>>>>>
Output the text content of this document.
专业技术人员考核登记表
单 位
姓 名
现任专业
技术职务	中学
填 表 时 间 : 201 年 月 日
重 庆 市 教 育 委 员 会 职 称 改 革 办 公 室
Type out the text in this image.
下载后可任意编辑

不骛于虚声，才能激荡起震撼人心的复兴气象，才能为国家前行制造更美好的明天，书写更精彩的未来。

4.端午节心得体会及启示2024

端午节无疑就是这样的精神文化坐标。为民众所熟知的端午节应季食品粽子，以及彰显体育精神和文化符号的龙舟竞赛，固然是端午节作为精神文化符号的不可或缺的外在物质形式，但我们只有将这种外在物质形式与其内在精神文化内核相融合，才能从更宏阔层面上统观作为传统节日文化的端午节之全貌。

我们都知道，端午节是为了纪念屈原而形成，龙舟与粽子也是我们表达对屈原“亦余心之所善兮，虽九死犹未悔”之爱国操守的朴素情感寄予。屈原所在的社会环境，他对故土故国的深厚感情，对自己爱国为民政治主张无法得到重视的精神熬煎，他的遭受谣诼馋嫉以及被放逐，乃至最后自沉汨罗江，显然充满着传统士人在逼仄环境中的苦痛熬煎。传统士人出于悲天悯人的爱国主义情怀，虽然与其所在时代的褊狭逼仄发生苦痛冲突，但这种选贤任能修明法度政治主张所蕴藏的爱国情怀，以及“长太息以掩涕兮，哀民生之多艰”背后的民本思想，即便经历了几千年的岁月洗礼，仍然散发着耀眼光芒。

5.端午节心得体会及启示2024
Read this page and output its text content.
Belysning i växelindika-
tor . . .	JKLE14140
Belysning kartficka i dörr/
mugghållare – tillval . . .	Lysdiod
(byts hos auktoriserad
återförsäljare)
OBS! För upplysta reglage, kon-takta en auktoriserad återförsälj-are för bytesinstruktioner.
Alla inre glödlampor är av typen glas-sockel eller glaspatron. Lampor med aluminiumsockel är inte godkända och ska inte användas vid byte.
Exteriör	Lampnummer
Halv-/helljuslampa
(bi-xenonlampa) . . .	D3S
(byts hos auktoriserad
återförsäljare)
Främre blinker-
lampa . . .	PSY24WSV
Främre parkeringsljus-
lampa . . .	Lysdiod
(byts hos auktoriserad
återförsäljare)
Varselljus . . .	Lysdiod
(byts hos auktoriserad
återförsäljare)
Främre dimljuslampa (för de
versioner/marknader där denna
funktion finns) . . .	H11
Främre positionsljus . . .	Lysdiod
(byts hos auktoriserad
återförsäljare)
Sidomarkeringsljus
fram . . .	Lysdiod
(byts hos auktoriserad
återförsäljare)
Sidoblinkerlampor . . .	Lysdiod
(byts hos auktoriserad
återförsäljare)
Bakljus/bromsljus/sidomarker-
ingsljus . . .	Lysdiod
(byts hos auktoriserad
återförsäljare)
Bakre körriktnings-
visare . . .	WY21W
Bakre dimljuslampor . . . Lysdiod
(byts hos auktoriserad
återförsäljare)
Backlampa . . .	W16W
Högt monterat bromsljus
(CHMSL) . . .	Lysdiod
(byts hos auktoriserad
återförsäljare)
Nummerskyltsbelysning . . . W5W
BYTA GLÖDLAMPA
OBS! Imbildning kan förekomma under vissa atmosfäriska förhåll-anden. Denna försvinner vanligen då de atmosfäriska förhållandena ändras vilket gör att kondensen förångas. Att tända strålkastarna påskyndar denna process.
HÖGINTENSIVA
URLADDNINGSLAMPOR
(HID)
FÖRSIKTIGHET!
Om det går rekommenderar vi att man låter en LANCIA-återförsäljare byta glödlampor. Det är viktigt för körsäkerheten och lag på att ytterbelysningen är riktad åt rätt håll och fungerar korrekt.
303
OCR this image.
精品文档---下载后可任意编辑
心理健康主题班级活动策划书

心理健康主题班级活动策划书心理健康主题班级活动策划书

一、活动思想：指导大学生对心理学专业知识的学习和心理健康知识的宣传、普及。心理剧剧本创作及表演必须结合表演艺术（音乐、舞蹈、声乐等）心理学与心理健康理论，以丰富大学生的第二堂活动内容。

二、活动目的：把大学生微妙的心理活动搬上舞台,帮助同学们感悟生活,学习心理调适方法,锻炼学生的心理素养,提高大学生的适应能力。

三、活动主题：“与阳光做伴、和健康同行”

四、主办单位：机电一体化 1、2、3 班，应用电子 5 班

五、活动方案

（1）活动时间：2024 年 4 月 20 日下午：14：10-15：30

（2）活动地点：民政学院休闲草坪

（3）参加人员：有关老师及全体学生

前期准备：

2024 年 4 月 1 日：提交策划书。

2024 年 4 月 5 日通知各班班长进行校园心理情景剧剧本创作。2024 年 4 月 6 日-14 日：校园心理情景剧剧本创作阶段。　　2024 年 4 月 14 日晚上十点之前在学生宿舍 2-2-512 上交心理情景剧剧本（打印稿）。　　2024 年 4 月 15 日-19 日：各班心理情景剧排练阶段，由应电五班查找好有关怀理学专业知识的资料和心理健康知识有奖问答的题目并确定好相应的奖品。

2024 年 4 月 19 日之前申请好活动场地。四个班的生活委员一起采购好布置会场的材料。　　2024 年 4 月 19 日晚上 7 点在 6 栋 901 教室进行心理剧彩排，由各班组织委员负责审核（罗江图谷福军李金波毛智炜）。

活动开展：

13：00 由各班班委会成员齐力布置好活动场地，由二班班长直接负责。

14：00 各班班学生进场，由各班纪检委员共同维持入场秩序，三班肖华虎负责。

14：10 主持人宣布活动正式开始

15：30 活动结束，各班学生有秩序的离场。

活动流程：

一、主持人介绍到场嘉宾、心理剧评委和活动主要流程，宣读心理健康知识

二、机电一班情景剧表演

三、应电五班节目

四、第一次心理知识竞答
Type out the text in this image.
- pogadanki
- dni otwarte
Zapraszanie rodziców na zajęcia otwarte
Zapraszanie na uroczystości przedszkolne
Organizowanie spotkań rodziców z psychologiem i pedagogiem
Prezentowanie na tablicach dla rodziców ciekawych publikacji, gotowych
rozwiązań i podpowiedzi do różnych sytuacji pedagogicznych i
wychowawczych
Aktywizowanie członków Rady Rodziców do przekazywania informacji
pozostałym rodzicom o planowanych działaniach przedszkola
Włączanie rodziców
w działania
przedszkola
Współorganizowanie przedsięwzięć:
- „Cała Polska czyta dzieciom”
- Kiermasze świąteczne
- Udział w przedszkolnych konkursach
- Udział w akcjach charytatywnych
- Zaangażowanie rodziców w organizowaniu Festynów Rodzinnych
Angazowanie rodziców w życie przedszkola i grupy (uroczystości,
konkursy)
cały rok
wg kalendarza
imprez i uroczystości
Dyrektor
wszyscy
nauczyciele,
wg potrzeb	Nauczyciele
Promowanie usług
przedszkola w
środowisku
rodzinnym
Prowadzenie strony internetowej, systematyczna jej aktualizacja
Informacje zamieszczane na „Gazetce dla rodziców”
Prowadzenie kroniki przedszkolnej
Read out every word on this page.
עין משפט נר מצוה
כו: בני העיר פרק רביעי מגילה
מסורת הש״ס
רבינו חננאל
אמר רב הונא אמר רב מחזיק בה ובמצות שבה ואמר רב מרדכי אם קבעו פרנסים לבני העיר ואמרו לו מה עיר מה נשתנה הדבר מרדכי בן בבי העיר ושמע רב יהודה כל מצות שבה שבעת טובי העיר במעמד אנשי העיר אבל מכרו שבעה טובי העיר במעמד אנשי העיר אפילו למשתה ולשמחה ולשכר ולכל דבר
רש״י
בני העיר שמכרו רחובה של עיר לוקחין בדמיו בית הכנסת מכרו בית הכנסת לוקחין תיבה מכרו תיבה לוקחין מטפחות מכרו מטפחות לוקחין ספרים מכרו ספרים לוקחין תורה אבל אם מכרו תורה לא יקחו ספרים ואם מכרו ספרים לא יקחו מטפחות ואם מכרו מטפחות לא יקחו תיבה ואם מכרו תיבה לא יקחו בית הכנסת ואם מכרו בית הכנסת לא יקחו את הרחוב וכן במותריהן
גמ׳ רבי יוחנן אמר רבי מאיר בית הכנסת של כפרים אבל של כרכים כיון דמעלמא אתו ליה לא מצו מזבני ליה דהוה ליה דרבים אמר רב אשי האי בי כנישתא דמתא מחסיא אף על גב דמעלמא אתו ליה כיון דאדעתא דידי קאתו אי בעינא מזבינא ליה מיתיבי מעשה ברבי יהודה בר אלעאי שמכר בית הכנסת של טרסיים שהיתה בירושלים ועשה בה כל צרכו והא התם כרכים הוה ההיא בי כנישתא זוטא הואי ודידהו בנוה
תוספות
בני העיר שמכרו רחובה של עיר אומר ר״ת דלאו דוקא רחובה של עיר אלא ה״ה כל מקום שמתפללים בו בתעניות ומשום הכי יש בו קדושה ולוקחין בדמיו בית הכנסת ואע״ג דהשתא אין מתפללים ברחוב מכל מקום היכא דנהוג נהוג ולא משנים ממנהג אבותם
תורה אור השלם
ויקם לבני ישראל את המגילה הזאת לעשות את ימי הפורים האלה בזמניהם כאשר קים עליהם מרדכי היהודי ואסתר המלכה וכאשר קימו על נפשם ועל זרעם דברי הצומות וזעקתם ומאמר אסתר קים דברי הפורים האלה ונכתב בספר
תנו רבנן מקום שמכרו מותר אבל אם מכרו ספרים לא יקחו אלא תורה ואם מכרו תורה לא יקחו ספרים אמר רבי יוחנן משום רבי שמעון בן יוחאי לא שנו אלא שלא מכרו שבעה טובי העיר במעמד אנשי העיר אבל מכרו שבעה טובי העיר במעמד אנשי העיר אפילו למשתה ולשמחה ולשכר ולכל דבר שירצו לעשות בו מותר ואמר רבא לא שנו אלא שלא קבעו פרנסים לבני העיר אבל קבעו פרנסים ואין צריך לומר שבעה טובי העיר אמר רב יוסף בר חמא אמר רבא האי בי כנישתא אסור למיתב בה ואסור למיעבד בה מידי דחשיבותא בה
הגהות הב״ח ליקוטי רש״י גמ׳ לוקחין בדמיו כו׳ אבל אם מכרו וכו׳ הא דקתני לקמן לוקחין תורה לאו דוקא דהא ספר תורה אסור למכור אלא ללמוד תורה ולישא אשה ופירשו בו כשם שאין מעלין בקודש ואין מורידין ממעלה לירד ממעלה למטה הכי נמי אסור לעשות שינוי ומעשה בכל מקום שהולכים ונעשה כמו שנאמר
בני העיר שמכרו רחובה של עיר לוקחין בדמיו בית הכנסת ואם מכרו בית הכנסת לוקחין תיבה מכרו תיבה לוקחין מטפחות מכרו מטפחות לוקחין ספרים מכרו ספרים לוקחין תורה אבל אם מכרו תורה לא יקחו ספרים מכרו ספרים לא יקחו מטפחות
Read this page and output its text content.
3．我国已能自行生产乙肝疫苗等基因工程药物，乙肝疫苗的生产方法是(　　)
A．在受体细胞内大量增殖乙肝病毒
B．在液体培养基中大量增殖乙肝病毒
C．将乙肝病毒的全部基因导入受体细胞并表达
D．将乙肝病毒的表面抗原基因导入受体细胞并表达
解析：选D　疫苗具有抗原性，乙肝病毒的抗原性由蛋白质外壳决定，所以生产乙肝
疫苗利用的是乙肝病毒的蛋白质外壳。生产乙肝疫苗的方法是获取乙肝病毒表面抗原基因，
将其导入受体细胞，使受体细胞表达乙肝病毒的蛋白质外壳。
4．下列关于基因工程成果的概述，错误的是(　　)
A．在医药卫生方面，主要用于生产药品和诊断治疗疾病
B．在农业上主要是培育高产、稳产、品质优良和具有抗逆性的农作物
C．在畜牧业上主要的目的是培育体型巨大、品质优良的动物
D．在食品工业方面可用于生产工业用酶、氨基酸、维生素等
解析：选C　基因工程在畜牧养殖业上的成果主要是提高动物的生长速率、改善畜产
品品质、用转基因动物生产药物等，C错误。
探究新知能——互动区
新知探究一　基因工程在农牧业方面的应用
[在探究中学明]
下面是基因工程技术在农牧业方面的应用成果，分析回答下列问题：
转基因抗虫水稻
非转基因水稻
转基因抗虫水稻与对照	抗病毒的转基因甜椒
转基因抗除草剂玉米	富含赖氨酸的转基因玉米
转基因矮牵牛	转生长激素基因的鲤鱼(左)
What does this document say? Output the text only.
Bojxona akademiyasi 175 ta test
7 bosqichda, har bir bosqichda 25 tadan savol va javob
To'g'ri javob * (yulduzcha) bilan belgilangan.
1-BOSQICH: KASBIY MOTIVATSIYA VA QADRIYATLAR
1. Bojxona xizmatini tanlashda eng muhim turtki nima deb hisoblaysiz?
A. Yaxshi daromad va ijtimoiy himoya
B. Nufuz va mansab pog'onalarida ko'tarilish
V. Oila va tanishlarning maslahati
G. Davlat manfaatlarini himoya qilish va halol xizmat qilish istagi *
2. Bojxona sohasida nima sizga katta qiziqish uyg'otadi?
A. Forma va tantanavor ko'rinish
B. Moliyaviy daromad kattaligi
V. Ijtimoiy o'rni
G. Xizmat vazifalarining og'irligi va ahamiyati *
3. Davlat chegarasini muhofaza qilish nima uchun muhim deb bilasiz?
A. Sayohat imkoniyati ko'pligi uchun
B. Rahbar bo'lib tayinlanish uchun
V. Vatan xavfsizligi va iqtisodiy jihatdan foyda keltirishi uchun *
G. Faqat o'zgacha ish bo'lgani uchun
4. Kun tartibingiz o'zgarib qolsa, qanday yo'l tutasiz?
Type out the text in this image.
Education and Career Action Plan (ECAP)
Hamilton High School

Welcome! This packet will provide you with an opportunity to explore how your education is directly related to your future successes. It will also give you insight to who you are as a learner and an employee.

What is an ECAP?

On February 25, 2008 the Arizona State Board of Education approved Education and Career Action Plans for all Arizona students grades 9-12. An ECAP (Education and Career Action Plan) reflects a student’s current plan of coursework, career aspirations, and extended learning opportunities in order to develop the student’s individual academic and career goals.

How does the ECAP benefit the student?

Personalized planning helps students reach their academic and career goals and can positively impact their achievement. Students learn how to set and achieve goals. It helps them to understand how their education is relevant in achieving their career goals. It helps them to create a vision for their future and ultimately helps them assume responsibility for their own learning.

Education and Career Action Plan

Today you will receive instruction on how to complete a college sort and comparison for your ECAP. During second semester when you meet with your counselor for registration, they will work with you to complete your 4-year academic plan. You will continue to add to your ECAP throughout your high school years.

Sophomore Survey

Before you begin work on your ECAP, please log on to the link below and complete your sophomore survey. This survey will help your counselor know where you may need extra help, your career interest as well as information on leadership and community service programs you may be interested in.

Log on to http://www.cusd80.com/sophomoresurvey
<<<<<
__BRIEF__
Collect the lines of the data that carry the word "with".

__EXERCISE RESPONSE__
Welcome! This packet will provide you with an opportunity to explore how your education is directly related to your future successes. It will also give you insight to who you are as a learner and an employee.
Today you will receive instruction on how to complete a college sort and comparison for your ECAP. During second semester when you meet with your counselor for registration, they will work with you to complete your 4-year academic plan. You will continue to add to your ECAP throughout your high school years.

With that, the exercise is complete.